Restate all of the entries exactly, dropping any pictures they hold.
:: Data shown ::
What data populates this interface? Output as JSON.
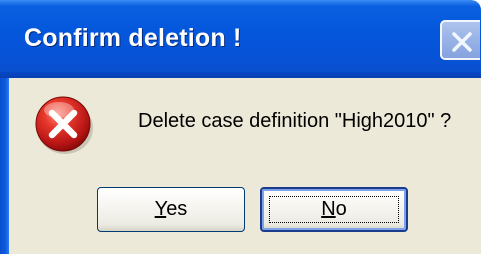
{
  "window": {
    "title": "Confirm deletion !"
  },
  "icons": {
    "close": "close-icon",
    "error": "error-icon"
  },
  "message": {
    "text": "Delete case definition \"High2010\" ?"
  },
  "buttons": {
    "yes": {
      "mnemonic": "Y",
      "rest": "es"
    },
    "no": {
      "mnemonic": "N",
      "rest": "o"
    }
  },
  "colors": {
    "titlebar": "#0457dc",
    "dialog_bg": "#ece9d8",
    "error_red": "#d21f1f"
  }
}
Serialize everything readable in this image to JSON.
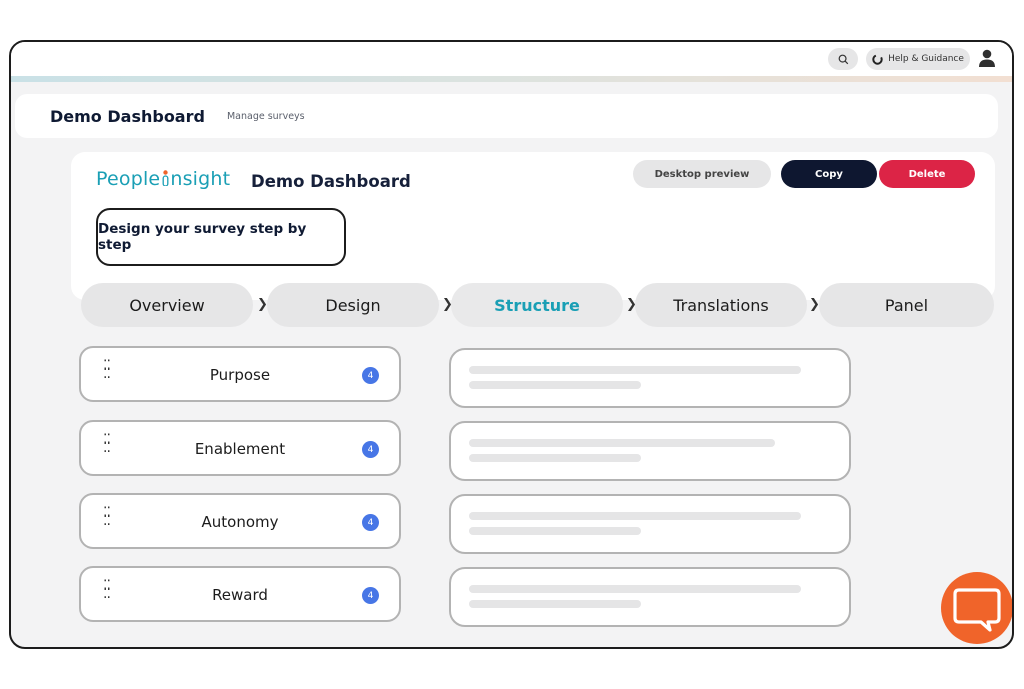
{
  "topbar": {
    "help_label": "Help & Guidance"
  },
  "header": {
    "title": "Demo Dashboard",
    "subtitle": "Manage surveys"
  },
  "card": {
    "logo_prefix": "People",
    "logo_suffix": "nsight",
    "title": "Demo Dashboard",
    "preview_label": "Desktop preview",
    "copy_label": "Copy",
    "delete_label": "Delete",
    "step_label": "Design your survey step by step"
  },
  "tabs": [
    {
      "label": "Overview",
      "active": false
    },
    {
      "label": "Design",
      "active": false
    },
    {
      "label": "Structure",
      "active": true
    },
    {
      "label": "Translations",
      "active": false
    },
    {
      "label": "Panel",
      "active": false
    }
  ],
  "items": [
    {
      "label": "Purpose",
      "count": "4"
    },
    {
      "label": "Enablement",
      "count": "4"
    },
    {
      "label": "Autonomy",
      "count": "4"
    },
    {
      "label": "Reward",
      "count": "4"
    }
  ],
  "colors": {
    "brand_teal": "#1a9fb5",
    "copy_button": "#0e1730",
    "delete_button": "#dc2446",
    "badge": "#4776e6",
    "chat_button": "#f0642a"
  }
}
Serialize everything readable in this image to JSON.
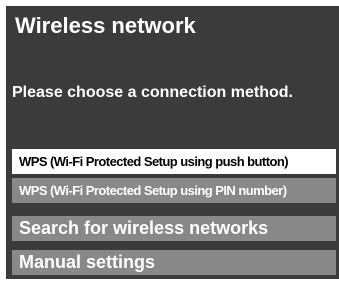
{
  "dialog": {
    "title": "Wireless network",
    "prompt": "Please choose a connection method."
  },
  "options": [
    {
      "label": "WPS (Wi-Fi Protected Setup using push button)",
      "selected": true
    },
    {
      "label": "WPS (Wi-Fi Protected Setup using PIN number)",
      "selected": false
    },
    {
      "label": "Search for wireless networks",
      "selected": false
    },
    {
      "label": "Manual settings",
      "selected": false
    }
  ],
  "colors": {
    "background": "#3b3b3b",
    "option_normal": "#888888",
    "option_selected": "#ffffff",
    "text_light": "#ffffff",
    "text_dark": "#000000"
  }
}
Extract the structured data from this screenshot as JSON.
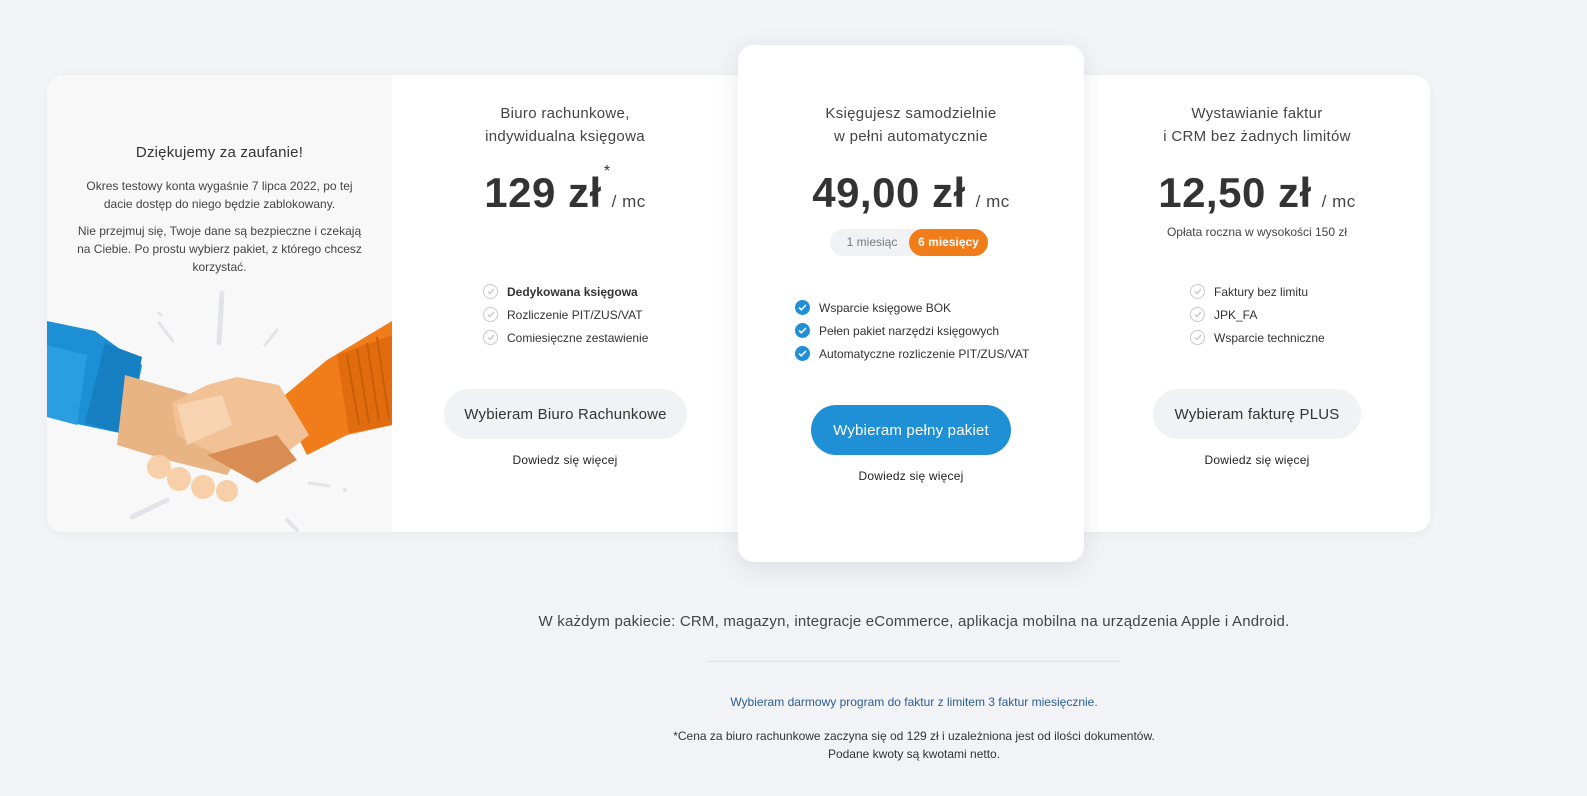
{
  "intro": {
    "title": "Dziękujemy za zaufanie!",
    "paragraph1": "Okres testowy konta wygaśnie 7 lipca 2022, po tej dacie dostęp do niego będzie zablokowany.",
    "paragraph2": "Nie przejmuj się, Twoje dane są bezpieczne i czekają na Ciebie. Po prostu wybierz pakiet, z którego chcesz korzystać."
  },
  "plans": {
    "biuro": {
      "title_line1": "Biuro rachunkowe,",
      "title_line2": "indywidualna księgowa",
      "price": "129 zł",
      "asterisk": "*",
      "unit": "/ mc",
      "features": [
        "Dedykowana księgowa",
        "Rozliczenie PIT/ZUS/VAT",
        "Comiesięczne zestawienie"
      ],
      "button": "Wybieram Biuro Rachunkowe",
      "more": "Dowiedz się więcej"
    },
    "auto": {
      "title_line1": "Księgujesz samodzielnie",
      "title_line2": "w pełni automatycznie",
      "price": "49,00 zł",
      "unit": "/ mc",
      "toggle": {
        "option1": "1 miesiąc",
        "option2": "6 miesięcy",
        "selected": "6 miesięcy"
      },
      "features": [
        "Wsparcie księgowe BOK",
        "Pełen pakiet narzędzi księgowych",
        "Automatyczne rozliczenie PIT/ZUS/VAT"
      ],
      "button": "Wybieram pełny pakiet",
      "more": "Dowiedz się więcej"
    },
    "faktury": {
      "title_line1": "Wystawianie faktur",
      "title_line2": "i CRM bez żadnych limitów",
      "price": "12,50 zł",
      "unit": "/ mc",
      "annual_note": "Opłata roczna w wysokości 150 zł",
      "features": [
        "Faktury bez limitu",
        "JPK_FA",
        "Wsparcie techniczne"
      ],
      "button": "Wybieram fakturę PLUS",
      "more": "Dowiedz się więcej"
    }
  },
  "footer": {
    "every_package": "W każdym pakiecie: CRM, magazyn, integracje eCommerce, aplikacja mobilna na urządzenia Apple i Android.",
    "free_link": "Wybieram darmowy program do faktur z limitem 3 faktur miesięcznie.",
    "footnote_line1": "*Cena za biuro rachunkowe zaczyna się od 129 zł i uzależniona jest od ilości dokumentów.",
    "footnote_line2": "Podane kwoty są kwotami netto."
  },
  "colors": {
    "accent_blue": "#1f8fd6",
    "accent_orange": "#f07c1a",
    "background": "#f2f3f6"
  },
  "icons": [
    "check-circle-icon",
    "handshake-illustration"
  ]
}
:::
■ Solution to the problem ■
What data populates this interface? Output as JSON.
{
  "window": {
    "title": "Confirm deletion !"
  },
  "icons": {
    "close": "close-icon",
    "error": "error-icon"
  },
  "message": {
    "text": "Delete case definition \"High2010\" ?"
  },
  "buttons": {
    "yes": {
      "mnemonic": "Y",
      "rest": "es"
    },
    "no": {
      "mnemonic": "N",
      "rest": "o"
    }
  },
  "colors": {
    "titlebar": "#0457dc",
    "dialog_bg": "#ece9d8",
    "error_red": "#d21f1f"
  }
}
Serialize everything readable in this image to JSON.
{
  "topbar": {
    "help_label": "Help & Guidance"
  },
  "header": {
    "title": "Demo Dashboard",
    "subtitle": "Manage surveys"
  },
  "card": {
    "logo_prefix": "People",
    "logo_suffix": "nsight",
    "title": "Demo Dashboard",
    "preview_label": "Desktop preview",
    "copy_label": "Copy",
    "delete_label": "Delete",
    "step_label": "Design your survey step by step"
  },
  "tabs": [
    {
      "label": "Overview",
      "active": false
    },
    {
      "label": "Design",
      "active": false
    },
    {
      "label": "Structure",
      "active": true
    },
    {
      "label": "Translations",
      "active": false
    },
    {
      "label": "Panel",
      "active": false
    }
  ],
  "items": [
    {
      "label": "Purpose",
      "count": "4"
    },
    {
      "label": "Enablement",
      "count": "4"
    },
    {
      "label": "Autonomy",
      "count": "4"
    },
    {
      "label": "Reward",
      "count": "4"
    }
  ],
  "colors": {
    "brand_teal": "#1a9fb5",
    "copy_button": "#0e1730",
    "delete_button": "#dc2446",
    "badge": "#4776e6",
    "chat_button": "#f0642a"
  }
}
Serialize everything readable in this image to JSON.
{
  "dialog": {
    "title": "Wireless network",
    "prompt": "Please choose a connection method."
  },
  "options": [
    {
      "label": "WPS (Wi-Fi Protected Setup using push button)",
      "selected": true
    },
    {
      "label": "WPS (Wi-Fi Protected Setup using PIN number)",
      "selected": false
    },
    {
      "label": "Search for wireless networks",
      "selected": false
    },
    {
      "label": "Manual settings",
      "selected": false
    }
  ],
  "colors": {
    "background": "#3b3b3b",
    "option_normal": "#888888",
    "option_selected": "#ffffff",
    "text_light": "#ffffff",
    "text_dark": "#000000"
  }
}
Extract the structured data from this screenshot as JSON.
{
  "intro": {
    "title": "Dziękujemy za zaufanie!",
    "paragraph1": "Okres testowy konta wygaśnie 7 lipca 2022, po tej dacie dostęp do niego będzie zablokowany.",
    "paragraph2": "Nie przejmuj się, Twoje dane są bezpieczne i czekają na Ciebie. Po prostu wybierz pakiet, z którego chcesz korzystać."
  },
  "plans": {
    "biuro": {
      "title_line1": "Biuro rachunkowe,",
      "title_line2": "indywidualna księgowa",
      "price": "129 zł",
      "asterisk": "*",
      "unit": "/ mc",
      "features": [
        "Dedykowana księgowa",
        "Rozliczenie PIT/ZUS/VAT",
        "Comiesięczne zestawienie"
      ],
      "button": "Wybieram Biuro Rachunkowe",
      "more": "Dowiedz się więcej"
    },
    "auto": {
      "title_line1": "Księgujesz samodzielnie",
      "title_line2": "w pełni automatycznie",
      "price": "49,00 zł",
      "unit": "/ mc",
      "toggle": {
        "option1": "1 miesiąc",
        "option2": "6 miesięcy",
        "selected": "6 miesięcy"
      },
      "features": [
        "Wsparcie księgowe BOK",
        "Pełen pakiet narzędzi księgowych",
        "Automatyczne rozliczenie PIT/ZUS/VAT"
      ],
      "button": "Wybieram pełny pakiet",
      "more": "Dowiedz się więcej"
    },
    "faktury": {
      "title_line1": "Wystawianie faktur",
      "title_line2": "i CRM bez żadnych limitów",
      "price": "12,50 zł",
      "unit": "/ mc",
      "annual_note": "Opłata roczna w wysokości 150 zł",
      "features": [
        "Faktury bez limitu",
        "JPK_FA",
        "Wsparcie techniczne"
      ],
      "button": "Wybieram fakturę PLUS",
      "more": "Dowiedz się więcej"
    }
  },
  "footer": {
    "every_package": "W każdym pakiecie: CRM, magazyn, integracje eCommerce, aplikacja mobilna na urządzenia Apple i Android.",
    "free_link": "Wybieram darmowy program do faktur z limitem 3 faktur miesięcznie.",
    "footnote_line1": "*Cena za biuro rachunkowe zaczyna się od 129 zł i uzależniona jest od ilości dokumentów.",
    "footnote_line2": "Podane kwoty są kwotami netto."
  },
  "colors": {
    "accent_blue": "#1f8fd6",
    "accent_orange": "#f07c1a",
    "background": "#f2f3f6"
  },
  "icons": [
    "check-circle-icon",
    "handshake-illustration"
  ]
}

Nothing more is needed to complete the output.